-- START OF Data entries --

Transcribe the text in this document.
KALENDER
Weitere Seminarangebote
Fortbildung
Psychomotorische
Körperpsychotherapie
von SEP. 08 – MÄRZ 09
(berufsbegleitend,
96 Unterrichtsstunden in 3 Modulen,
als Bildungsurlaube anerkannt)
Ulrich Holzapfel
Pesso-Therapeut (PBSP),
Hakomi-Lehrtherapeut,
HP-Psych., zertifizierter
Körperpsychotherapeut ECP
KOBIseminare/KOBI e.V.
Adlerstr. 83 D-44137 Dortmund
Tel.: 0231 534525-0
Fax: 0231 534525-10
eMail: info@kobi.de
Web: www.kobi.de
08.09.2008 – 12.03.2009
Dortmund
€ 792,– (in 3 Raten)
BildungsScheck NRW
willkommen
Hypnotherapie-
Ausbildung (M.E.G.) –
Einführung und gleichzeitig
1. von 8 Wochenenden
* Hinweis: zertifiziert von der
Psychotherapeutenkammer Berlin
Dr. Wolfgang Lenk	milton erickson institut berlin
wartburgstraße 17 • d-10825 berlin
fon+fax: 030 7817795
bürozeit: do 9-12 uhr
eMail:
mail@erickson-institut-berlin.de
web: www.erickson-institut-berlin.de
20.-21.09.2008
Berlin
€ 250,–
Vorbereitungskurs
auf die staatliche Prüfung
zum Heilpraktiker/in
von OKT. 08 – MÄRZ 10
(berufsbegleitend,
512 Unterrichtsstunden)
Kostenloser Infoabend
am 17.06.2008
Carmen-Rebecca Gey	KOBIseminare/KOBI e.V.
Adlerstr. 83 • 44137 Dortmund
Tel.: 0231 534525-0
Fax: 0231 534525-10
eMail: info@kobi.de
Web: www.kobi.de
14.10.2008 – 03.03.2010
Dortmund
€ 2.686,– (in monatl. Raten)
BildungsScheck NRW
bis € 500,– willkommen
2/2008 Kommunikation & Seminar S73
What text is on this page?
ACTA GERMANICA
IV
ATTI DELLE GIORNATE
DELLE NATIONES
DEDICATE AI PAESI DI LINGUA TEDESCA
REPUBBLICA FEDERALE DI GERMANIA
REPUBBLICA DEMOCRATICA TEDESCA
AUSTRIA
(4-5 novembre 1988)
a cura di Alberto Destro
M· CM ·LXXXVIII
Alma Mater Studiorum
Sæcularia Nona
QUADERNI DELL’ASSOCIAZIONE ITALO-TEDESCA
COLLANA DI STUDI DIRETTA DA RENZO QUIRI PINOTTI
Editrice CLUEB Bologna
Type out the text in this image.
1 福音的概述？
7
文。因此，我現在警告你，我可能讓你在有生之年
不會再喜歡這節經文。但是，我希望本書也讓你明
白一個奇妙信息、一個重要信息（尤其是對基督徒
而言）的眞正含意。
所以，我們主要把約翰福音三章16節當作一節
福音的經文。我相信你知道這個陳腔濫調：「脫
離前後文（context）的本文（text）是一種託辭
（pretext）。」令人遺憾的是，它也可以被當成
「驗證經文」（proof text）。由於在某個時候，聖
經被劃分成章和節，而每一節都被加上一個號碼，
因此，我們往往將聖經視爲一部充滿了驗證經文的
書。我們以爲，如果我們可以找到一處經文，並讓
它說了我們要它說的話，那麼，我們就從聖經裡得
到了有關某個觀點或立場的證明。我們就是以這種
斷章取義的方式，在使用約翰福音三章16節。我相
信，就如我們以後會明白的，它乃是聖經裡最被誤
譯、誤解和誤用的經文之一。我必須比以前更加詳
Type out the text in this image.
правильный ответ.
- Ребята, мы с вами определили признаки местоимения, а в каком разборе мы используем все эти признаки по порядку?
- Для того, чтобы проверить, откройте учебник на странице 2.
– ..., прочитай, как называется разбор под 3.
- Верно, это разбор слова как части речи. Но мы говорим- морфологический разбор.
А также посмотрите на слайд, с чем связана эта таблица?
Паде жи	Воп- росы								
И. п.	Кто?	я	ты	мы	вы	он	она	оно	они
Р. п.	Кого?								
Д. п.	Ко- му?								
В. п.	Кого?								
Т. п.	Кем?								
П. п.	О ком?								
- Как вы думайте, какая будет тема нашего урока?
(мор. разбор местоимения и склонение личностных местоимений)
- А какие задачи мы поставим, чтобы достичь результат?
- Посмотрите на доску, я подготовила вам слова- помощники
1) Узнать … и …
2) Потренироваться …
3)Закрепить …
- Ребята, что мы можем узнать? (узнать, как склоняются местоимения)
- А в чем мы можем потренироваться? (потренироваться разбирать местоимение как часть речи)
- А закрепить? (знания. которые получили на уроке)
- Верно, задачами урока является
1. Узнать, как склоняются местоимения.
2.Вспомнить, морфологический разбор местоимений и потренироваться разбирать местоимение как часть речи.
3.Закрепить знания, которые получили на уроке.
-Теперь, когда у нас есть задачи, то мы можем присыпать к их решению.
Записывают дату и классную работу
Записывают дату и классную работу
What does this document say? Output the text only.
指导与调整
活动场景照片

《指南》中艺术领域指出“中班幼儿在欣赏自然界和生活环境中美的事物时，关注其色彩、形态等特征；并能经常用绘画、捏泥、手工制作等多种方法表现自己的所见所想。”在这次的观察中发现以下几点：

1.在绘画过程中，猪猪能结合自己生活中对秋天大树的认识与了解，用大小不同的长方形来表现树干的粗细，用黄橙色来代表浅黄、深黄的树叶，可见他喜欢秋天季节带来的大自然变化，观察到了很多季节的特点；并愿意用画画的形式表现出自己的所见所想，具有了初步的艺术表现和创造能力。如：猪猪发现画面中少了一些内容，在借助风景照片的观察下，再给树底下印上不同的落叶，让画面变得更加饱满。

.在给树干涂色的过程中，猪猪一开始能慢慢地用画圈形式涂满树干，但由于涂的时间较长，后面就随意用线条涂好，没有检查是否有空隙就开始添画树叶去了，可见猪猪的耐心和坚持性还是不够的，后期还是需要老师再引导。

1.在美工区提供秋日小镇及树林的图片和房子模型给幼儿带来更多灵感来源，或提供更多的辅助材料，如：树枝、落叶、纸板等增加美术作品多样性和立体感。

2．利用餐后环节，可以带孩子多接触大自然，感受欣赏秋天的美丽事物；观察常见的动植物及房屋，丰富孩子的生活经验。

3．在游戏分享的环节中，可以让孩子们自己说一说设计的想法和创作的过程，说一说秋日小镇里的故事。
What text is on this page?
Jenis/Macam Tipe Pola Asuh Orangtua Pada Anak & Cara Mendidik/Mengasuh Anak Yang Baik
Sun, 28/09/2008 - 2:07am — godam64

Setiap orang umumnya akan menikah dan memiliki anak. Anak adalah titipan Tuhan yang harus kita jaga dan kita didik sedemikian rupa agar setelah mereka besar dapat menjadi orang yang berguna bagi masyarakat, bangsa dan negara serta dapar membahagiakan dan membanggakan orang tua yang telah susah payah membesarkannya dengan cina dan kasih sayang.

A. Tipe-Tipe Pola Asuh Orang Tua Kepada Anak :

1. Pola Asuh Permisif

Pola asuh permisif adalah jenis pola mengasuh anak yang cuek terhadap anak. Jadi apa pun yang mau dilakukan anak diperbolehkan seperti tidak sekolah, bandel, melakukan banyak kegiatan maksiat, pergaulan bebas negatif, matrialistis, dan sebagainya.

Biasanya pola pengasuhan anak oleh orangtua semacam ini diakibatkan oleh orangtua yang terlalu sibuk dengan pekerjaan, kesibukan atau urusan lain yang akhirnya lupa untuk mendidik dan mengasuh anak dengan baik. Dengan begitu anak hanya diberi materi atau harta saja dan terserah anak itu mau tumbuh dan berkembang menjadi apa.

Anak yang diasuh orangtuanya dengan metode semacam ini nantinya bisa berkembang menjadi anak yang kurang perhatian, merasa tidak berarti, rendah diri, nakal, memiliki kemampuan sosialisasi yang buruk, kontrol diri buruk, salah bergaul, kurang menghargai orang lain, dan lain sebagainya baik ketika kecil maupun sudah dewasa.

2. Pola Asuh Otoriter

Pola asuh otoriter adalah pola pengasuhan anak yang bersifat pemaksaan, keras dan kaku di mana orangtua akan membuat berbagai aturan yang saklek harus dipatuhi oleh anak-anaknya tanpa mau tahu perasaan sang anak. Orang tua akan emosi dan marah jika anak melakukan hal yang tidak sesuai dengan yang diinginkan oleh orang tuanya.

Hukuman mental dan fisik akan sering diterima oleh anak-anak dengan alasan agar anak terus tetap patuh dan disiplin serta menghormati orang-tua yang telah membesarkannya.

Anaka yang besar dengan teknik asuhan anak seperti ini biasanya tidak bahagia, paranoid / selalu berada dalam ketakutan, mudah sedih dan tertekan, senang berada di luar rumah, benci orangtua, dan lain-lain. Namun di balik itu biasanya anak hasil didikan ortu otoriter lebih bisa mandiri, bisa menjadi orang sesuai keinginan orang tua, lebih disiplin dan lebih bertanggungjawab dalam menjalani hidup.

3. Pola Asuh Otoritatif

-- END OF Data entries --

- Task to complete -
Check each line above for the string "Dortmund", then copy the ones that have it.

- Full solution -
Adlerstr. 83 D-44137 Dortmund
Dortmund
Adlerstr. 83 • 44137 Dortmund
Dortmund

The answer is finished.